======== Data rows ========
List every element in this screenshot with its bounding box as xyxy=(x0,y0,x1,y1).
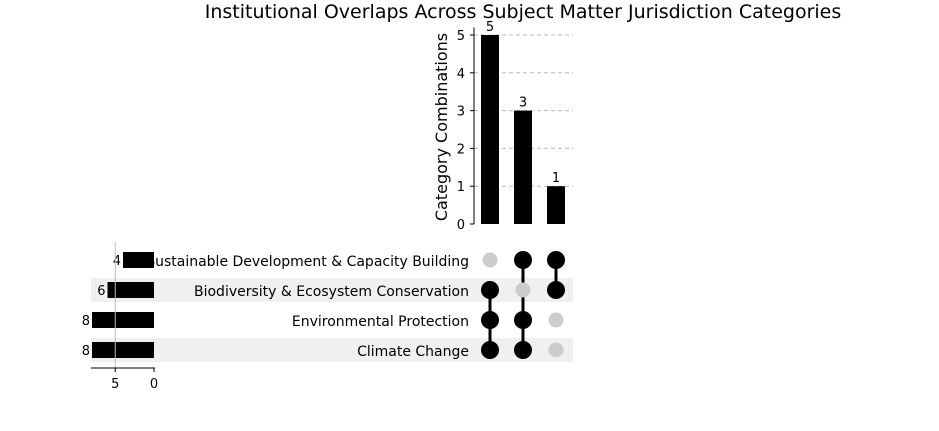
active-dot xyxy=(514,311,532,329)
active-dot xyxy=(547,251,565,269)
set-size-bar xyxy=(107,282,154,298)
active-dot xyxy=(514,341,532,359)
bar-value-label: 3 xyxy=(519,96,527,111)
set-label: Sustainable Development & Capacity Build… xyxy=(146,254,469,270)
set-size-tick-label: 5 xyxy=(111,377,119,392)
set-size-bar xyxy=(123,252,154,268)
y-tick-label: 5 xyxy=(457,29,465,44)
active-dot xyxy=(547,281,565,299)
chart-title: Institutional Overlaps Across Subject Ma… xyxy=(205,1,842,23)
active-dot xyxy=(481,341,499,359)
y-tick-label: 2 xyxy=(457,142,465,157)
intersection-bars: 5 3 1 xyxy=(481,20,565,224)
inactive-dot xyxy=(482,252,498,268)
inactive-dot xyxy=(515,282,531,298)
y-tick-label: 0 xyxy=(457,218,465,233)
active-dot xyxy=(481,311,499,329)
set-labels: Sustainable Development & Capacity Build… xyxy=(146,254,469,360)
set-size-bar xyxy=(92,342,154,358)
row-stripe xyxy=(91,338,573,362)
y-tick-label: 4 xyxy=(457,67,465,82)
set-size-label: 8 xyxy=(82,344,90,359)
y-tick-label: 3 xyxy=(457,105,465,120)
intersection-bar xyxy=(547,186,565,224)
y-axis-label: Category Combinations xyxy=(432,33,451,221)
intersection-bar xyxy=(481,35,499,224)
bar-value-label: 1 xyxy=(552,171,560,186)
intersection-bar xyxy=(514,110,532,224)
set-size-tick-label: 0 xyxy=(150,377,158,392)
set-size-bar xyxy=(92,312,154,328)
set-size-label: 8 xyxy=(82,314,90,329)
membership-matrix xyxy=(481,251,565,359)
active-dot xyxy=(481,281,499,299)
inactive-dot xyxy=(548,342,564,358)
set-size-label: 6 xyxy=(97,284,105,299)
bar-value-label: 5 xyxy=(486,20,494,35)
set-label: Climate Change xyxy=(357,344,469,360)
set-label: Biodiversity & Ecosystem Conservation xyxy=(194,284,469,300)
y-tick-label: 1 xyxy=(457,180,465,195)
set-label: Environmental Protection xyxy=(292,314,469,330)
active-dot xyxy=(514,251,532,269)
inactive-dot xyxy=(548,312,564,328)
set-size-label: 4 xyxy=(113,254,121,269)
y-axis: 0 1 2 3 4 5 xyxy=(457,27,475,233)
========
Edit the records so that every "set-size-bar" reads "set-count-bar", and leave everything else unchanged. Omit the pictures from your answer.

## Completed exercise:
List every element in this screenshot with its bounding box as xyxy=(x0,y0,x1,y1).
active-dot xyxy=(514,311,532,329)
active-dot xyxy=(547,251,565,269)
set-count-bar xyxy=(107,282,154,298)
active-dot xyxy=(514,341,532,359)
bar-value-label: 3 xyxy=(519,96,527,111)
set-label: Sustainable Development & Capacity Build… xyxy=(146,254,469,270)
set-size-tick-label: 5 xyxy=(111,377,119,392)
set-count-bar xyxy=(123,252,154,268)
y-tick-label: 5 xyxy=(457,29,465,44)
active-dot xyxy=(547,281,565,299)
chart-title: Institutional Overlaps Across Subject Ma… xyxy=(205,1,842,23)
active-dot xyxy=(481,341,499,359)
y-tick-label: 2 xyxy=(457,142,465,157)
intersection-bars: 5 3 1 xyxy=(481,20,565,224)
inactive-dot xyxy=(482,252,498,268)
inactive-dot xyxy=(515,282,531,298)
y-tick-label: 0 xyxy=(457,218,465,233)
active-dot xyxy=(481,311,499,329)
set-labels: Sustainable Development & Capacity Build… xyxy=(146,254,469,360)
set-count-bar xyxy=(92,342,154,358)
row-stripe xyxy=(91,338,573,362)
y-tick-label: 4 xyxy=(457,67,465,82)
set-size-label: 8 xyxy=(82,344,90,359)
y-tick-label: 3 xyxy=(457,105,465,120)
intersection-bar xyxy=(547,186,565,224)
y-axis-label: Category Combinations xyxy=(432,33,451,221)
intersection-bar xyxy=(481,35,499,224)
bar-value-label: 1 xyxy=(552,171,560,186)
intersection-bar xyxy=(514,110,532,224)
set-size-tick-label: 0 xyxy=(150,377,158,392)
set-count-bar xyxy=(92,312,154,328)
set-size-label: 8 xyxy=(82,314,90,329)
membership-matrix xyxy=(481,251,565,359)
active-dot xyxy=(481,281,499,299)
inactive-dot xyxy=(548,342,564,358)
set-size-label: 6 xyxy=(97,284,105,299)
bar-value-label: 5 xyxy=(486,20,494,35)
set-label: Climate Change xyxy=(357,344,469,360)
set-label: Biodiversity & Ecosystem Conservation xyxy=(194,284,469,300)
y-tick-label: 1 xyxy=(457,180,465,195)
set-label: Environmental Protection xyxy=(292,314,469,330)
active-dot xyxy=(514,251,532,269)
inactive-dot xyxy=(548,312,564,328)
set-size-label: 4 xyxy=(113,254,121,269)
y-axis: 0 1 2 3 4 5 xyxy=(457,27,475,233)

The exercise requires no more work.